* **STATED EXERCISE**:
Nothing should be left out: output all of the entries exactly.
-- SOURCE RECORDS start --
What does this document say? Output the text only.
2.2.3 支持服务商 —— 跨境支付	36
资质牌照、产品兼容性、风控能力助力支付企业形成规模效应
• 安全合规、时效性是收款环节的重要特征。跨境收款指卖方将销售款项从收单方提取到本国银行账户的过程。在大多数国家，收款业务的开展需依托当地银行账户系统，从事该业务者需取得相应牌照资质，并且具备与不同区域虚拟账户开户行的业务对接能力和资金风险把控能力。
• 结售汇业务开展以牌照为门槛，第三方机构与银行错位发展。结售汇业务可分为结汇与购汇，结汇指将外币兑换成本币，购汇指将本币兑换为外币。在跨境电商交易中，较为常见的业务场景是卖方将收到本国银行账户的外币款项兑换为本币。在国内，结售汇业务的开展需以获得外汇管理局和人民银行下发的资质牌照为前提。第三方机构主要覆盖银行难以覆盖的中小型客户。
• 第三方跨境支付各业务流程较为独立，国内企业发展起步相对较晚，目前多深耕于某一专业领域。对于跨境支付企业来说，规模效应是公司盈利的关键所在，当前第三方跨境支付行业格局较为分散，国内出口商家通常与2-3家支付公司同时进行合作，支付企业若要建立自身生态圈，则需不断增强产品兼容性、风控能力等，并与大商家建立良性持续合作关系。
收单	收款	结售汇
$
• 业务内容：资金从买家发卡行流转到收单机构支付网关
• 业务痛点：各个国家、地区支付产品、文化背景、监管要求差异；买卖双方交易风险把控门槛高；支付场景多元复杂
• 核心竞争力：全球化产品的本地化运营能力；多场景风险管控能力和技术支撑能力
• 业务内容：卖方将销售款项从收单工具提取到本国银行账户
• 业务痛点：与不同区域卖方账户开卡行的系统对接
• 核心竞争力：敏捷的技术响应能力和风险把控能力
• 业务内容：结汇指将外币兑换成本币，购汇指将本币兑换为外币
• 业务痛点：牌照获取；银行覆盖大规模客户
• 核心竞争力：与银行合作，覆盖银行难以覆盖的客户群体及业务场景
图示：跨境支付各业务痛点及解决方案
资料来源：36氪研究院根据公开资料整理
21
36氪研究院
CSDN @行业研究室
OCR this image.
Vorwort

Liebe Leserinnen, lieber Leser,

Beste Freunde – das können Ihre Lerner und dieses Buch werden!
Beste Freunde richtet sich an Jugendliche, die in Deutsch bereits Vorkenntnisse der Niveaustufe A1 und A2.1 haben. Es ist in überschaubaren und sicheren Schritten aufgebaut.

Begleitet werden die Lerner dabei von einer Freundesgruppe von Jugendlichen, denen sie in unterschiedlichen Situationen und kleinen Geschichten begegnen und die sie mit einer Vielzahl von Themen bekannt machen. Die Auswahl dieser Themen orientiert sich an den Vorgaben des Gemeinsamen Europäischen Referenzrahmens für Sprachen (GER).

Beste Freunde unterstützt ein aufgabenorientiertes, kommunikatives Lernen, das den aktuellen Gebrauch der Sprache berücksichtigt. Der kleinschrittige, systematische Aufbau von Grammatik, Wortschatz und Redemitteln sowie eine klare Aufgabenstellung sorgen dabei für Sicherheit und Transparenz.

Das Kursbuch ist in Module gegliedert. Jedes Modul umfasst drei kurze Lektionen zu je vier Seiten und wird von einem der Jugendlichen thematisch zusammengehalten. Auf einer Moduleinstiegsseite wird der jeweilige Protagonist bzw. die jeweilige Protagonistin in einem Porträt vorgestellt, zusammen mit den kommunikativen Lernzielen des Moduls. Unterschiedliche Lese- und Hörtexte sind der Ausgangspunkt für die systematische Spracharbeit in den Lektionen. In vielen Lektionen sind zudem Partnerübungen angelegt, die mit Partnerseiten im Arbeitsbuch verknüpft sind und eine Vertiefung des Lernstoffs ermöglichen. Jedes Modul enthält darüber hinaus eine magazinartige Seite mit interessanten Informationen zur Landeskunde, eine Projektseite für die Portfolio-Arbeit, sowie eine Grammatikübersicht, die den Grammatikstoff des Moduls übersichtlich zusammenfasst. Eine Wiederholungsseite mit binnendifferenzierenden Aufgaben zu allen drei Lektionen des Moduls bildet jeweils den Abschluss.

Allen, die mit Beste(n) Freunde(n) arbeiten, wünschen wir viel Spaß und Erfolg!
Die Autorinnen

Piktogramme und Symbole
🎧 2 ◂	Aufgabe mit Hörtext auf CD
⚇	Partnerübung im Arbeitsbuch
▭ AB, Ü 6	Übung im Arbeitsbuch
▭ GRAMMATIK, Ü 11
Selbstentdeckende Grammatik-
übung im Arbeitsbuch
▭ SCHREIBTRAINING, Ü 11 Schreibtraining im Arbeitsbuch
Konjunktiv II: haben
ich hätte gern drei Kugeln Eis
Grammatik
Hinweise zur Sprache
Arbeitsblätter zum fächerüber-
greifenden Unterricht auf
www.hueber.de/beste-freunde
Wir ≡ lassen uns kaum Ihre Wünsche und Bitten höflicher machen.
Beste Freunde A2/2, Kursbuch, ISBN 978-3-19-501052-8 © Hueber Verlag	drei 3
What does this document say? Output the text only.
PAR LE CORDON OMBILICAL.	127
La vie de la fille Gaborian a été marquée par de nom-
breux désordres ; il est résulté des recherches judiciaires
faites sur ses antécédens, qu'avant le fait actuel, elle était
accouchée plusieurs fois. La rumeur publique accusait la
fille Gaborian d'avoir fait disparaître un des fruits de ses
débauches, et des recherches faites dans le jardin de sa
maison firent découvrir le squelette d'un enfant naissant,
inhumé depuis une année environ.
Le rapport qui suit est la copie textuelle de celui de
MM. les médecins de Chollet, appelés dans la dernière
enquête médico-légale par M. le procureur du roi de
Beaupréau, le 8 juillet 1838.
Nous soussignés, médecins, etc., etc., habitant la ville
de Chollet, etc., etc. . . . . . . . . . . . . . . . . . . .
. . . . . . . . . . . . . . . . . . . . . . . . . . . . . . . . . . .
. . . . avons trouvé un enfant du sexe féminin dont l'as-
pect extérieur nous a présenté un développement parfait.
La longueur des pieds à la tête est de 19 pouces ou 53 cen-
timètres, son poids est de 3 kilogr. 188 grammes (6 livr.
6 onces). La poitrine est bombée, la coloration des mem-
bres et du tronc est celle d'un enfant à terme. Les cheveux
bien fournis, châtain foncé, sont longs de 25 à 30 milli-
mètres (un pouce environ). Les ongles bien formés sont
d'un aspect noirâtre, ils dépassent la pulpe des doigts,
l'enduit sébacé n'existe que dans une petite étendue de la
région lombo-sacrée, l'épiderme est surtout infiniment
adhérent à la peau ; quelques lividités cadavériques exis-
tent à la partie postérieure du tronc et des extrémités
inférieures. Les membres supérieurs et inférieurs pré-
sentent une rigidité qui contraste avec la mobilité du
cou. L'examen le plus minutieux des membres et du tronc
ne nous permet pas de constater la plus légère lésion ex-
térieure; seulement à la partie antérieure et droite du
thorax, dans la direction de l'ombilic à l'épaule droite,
-- SOURCE RECORDS end --
* **OUTPUT FOR THIS EXERCISE**:
What does this document say? Output the text only.
2.2.3 支持服务商 —— 跨境支付	36
资质牌照、产品兼容性、风控能力助力支付企业形成规模效应
• 安全合规、时效性是收款环节的重要特征。跨境收款指卖方将销售款项从收单方提取到本国银行账户的过程。在大多数国家，收款业务的开展需依托当地银行账户系统，从事该业务者需取得相应牌照资质，并且具备与不同区域虚拟账户开户行的业务对接能力和资金风险把控能力。
• 结售汇业务开展以牌照为门槛，第三方机构与银行错位发展。结售汇业务可分为结汇与购汇，结汇指将外币兑换成本币，购汇指将本币兑换为外币。在跨境电商交易中，较为常见的业务场景是卖方将收到本国银行账户的外币款项兑换为本币。在国内，结售汇业务的开展需以获得外汇管理局和人民银行下发的资质牌照为前提。第三方机构主要覆盖银行难以覆盖的中小型客户。
• 第三方跨境支付各业务流程较为独立，国内企业发展起步相对较晚，目前多深耕于某一专业领域。对于跨境支付企业来说，规模效应是公司盈利的关键所在，当前第三方跨境支付行业格局较为分散，国内出口商家通常与2-3家支付公司同时进行合作，支付企业若要建立自身生态圈，则需不断增强产品兼容性、风控能力等，并与大商家建立良性持续合作关系。
收单	收款	结售汇
$
• 业务内容：资金从买家发卡行流转到收单机构支付网关
• 业务痛点：各个国家、地区支付产品、文化背景、监管要求差异；买卖双方交易风险把控门槛高；支付场景多元复杂
• 核心竞争力：全球化产品的本地化运营能力；多场景风险管控能力和技术支撑能力
• 业务内容：卖方将销售款项从收单工具提取到本国银行账户
• 业务痛点：与不同区域卖方账户开卡行的系统对接
• 核心竞争力：敏捷的技术响应能力和风险把控能力
• 业务内容：结汇指将外币兑换成本币，购汇指将本币兑换为外币
• 业务痛点：牌照获取；银行覆盖大规模客户
• 核心竞争力：与银行合作，覆盖银行难以覆盖的客户群体及业务场景
图示：跨境支付各业务痛点及解决方案
资料来源：36氪研究院根据公开资料整理
21
36氪研究院
CSDN @行业研究室
OCR this image.
Vorwort

Liebe Leserinnen, lieber Leser,

Beste Freunde – das können Ihre Lerner und dieses Buch werden!
Beste Freunde richtet sich an Jugendliche, die in Deutsch bereits Vorkenntnisse der Niveaustufe A1 und A2.1 haben. Es ist in überschaubaren und sicheren Schritten aufgebaut.

Begleitet werden die Lerner dabei von einer Freundesgruppe von Jugendlichen, denen sie in unterschiedlichen Situationen und kleinen Geschichten begegnen und die sie mit einer Vielzahl von Themen bekannt machen. Die Auswahl dieser Themen orientiert sich an den Vorgaben des Gemeinsamen Europäischen Referenzrahmens für Sprachen (GER).

Beste Freunde unterstützt ein aufgabenorientiertes, kommunikatives Lernen, das den aktuellen Gebrauch der Sprache berücksichtigt. Der kleinschrittige, systematische Aufbau von Grammatik, Wortschatz und Redemitteln sowie eine klare Aufgabenstellung sorgen dabei für Sicherheit und Transparenz.

Das Kursbuch ist in Module gegliedert. Jedes Modul umfasst drei kurze Lektionen zu je vier Seiten und wird von einem der Jugendlichen thematisch zusammengehalten. Auf einer Moduleinstiegsseite wird der jeweilige Protagonist bzw. die jeweilige Protagonistin in einem Porträt vorgestellt, zusammen mit den kommunikativen Lernzielen des Moduls. Unterschiedliche Lese- und Hörtexte sind der Ausgangspunkt für die systematische Spracharbeit in den Lektionen. In vielen Lektionen sind zudem Partnerübungen angelegt, die mit Partnerseiten im Arbeitsbuch verknüpft sind und eine Vertiefung des Lernstoffs ermöglichen. Jedes Modul enthält darüber hinaus eine magazinartige Seite mit interessanten Informationen zur Landeskunde, eine Projektseite für die Portfolio-Arbeit, sowie eine Grammatikübersicht, die den Grammatikstoff des Moduls übersichtlich zusammenfasst. Eine Wiederholungsseite mit binnendifferenzierenden Aufgaben zu allen drei Lektionen des Moduls bildet jeweils den Abschluss.

Allen, die mit Beste(n) Freunde(n) arbeiten, wünschen wir viel Spaß und Erfolg!
Die Autorinnen

Piktogramme und Symbole
🎧 2 ◂	Aufgabe mit Hörtext auf CD
⚇	Partnerübung im Arbeitsbuch
▭ AB, Ü 6	Übung im Arbeitsbuch
▭ GRAMMATIK, Ü 11
Selbstentdeckende Grammatik-
übung im Arbeitsbuch
▭ SCHREIBTRAINING, Ü 11 Schreibtraining im Arbeitsbuch
Konjunktiv II: haben
ich hätte gern drei Kugeln Eis
Grammatik
Hinweise zur Sprache
Arbeitsblätter zum fächerüber-
greifenden Unterricht auf
www.hueber.de/beste-freunde
Wir ≡ lassen uns kaum Ihre Wünsche und Bitten höflicher machen.
Beste Freunde A2/2, Kursbuch, ISBN 978-3-19-501052-8 © Hueber Verlag	drei 3
What does this document say? Output the text only.
PAR LE CORDON OMBILICAL.	127
La vie de la fille Gaborian a été marquée par de nom-
breux désordres ; il est résulté des recherches judiciaires
faites sur ses antécédens, qu'avant le fait actuel, elle était
accouchée plusieurs fois. La rumeur publique accusait la
fille Gaborian d'avoir fait disparaître un des fruits de ses
débauches, et des recherches faites dans le jardin de sa
maison firent découvrir le squelette d'un enfant naissant,
inhumé depuis une année environ.
Le rapport qui suit est la copie textuelle de celui de
MM. les médecins de Chollet, appelés dans la dernière
enquête médico-légale par M. le procureur du roi de
Beaupréau, le 8 juillet 1838.
Nous soussignés, médecins, etc., etc., habitant la ville
de Chollet, etc., etc. . . . . . . . . . . . . . . . . . . .
. . . . . . . . . . . . . . . . . . . . . . . . . . . . . . . . . . .
. . . . avons trouvé un enfant du sexe féminin dont l'as-
pect extérieur nous a présenté un développement parfait.
La longueur des pieds à la tête est de 19 pouces ou 53 cen-
timètres, son poids est de 3 kilogr. 188 grammes (6 livr.
6 onces). La poitrine est bombée, la coloration des mem-
bres et du tronc est celle d'un enfant à terme. Les cheveux
bien fournis, châtain foncé, sont longs de 25 à 30 milli-
mètres (un pouce environ). Les ongles bien formés sont
d'un aspect noirâtre, ils dépassent la pulpe des doigts,
l'enduit sébacé n'existe que dans une petite étendue de la
région lombo-sacrée, l'épiderme est surtout infiniment
adhérent à la peau ; quelques lividités cadavériques exis-
tent à la partie postérieure du tronc et des extrémités
inférieures. Les membres supérieurs et inférieurs pré-
sentent une rigidité qui contraste avec la mobilité du
cou. L'examen le plus minutieux des membres et du tronc
ne nous permet pas de constater la plus légère lésion ex-
térieure; seulement à la partie antérieure et droite du
thorax, dans la direction de l'ombilic à l'épaule droite,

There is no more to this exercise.